▸ **INPUT DATA**:
— START —

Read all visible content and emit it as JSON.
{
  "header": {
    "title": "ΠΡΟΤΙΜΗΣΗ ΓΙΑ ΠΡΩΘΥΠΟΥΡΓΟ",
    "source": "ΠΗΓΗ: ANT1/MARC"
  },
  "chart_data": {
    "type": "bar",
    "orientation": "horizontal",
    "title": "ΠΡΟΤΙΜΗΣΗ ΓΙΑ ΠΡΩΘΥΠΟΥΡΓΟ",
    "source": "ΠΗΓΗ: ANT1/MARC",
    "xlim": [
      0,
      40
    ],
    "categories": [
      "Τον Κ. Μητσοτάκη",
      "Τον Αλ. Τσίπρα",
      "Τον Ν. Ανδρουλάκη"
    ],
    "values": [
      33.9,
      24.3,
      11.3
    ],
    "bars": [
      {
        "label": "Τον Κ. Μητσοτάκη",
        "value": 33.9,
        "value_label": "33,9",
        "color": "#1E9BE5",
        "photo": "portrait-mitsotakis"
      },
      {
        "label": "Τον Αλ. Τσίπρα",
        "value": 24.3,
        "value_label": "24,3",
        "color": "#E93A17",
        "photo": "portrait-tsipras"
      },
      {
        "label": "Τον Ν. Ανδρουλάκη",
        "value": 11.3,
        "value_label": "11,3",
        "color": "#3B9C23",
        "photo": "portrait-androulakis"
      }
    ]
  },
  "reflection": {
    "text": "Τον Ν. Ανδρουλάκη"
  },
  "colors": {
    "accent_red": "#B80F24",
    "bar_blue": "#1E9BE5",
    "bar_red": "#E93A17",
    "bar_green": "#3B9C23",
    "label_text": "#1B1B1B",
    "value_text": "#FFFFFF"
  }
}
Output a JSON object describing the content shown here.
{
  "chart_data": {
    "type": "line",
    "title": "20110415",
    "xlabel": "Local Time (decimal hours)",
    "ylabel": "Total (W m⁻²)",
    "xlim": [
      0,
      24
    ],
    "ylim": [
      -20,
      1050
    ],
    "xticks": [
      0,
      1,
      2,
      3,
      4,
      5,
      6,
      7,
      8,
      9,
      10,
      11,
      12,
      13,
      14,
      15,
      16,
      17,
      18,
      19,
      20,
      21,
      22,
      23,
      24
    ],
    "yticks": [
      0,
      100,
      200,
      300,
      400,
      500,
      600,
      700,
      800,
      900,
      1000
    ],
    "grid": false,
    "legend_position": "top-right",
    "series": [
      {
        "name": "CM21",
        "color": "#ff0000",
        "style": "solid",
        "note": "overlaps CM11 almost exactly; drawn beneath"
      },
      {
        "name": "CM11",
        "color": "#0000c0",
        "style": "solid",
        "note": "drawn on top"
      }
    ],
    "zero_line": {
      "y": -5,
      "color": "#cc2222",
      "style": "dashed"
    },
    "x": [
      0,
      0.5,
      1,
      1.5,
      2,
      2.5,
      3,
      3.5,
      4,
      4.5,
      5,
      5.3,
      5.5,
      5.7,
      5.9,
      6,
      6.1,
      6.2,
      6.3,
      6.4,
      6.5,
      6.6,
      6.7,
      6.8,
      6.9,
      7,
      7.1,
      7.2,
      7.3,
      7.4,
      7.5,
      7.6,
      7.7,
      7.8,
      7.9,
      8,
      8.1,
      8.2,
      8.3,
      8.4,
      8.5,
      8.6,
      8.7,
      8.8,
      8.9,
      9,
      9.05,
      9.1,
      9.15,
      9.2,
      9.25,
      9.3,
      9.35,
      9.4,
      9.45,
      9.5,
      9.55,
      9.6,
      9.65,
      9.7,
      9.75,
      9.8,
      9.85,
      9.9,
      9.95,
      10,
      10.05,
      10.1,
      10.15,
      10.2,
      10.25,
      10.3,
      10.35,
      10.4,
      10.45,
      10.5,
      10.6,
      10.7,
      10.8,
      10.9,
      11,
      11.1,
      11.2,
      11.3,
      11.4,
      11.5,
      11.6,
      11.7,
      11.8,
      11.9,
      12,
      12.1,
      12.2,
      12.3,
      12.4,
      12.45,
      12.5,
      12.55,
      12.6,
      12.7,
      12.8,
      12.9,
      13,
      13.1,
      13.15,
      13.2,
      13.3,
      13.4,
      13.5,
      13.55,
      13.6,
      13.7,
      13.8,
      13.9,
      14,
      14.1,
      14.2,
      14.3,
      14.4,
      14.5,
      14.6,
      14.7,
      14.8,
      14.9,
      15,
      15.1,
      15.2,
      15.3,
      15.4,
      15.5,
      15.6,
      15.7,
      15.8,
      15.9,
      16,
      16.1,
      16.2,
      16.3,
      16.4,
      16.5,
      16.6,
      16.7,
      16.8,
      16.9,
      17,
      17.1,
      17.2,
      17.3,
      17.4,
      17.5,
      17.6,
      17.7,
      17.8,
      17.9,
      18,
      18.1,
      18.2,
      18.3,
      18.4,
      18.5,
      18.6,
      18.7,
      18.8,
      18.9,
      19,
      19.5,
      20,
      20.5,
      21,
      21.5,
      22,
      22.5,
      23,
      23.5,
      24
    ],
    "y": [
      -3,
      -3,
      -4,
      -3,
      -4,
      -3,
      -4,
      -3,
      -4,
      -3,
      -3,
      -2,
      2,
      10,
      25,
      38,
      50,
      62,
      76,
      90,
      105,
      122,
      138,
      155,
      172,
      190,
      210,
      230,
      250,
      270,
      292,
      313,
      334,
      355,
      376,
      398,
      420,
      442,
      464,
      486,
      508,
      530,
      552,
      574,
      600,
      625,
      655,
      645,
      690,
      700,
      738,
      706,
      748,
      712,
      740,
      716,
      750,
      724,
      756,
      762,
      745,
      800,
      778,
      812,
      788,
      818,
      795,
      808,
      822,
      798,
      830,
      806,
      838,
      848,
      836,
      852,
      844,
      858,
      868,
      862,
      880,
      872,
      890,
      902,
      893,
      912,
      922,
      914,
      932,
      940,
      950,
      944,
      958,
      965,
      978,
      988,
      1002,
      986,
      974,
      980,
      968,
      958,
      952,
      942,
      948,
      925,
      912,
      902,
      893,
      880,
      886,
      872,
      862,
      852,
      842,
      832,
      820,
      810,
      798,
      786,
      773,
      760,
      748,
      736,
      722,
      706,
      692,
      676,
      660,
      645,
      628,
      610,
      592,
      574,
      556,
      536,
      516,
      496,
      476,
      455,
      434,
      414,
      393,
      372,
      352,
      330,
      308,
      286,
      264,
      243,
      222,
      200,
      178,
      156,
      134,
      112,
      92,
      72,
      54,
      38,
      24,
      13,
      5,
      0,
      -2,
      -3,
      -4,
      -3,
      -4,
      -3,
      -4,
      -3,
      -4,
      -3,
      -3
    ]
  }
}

— END —

▸ **WHAT NEEDS TO BE DONE**:
Lines that hold "ΠΗΓΗ" are the ones to copy; find all of them.

▸ **THE SOLUTION**:
    "source": "ΠΗΓΗ: ANT1/MARC"
    "source": "ΠΗΓΗ: ANT1/MARC",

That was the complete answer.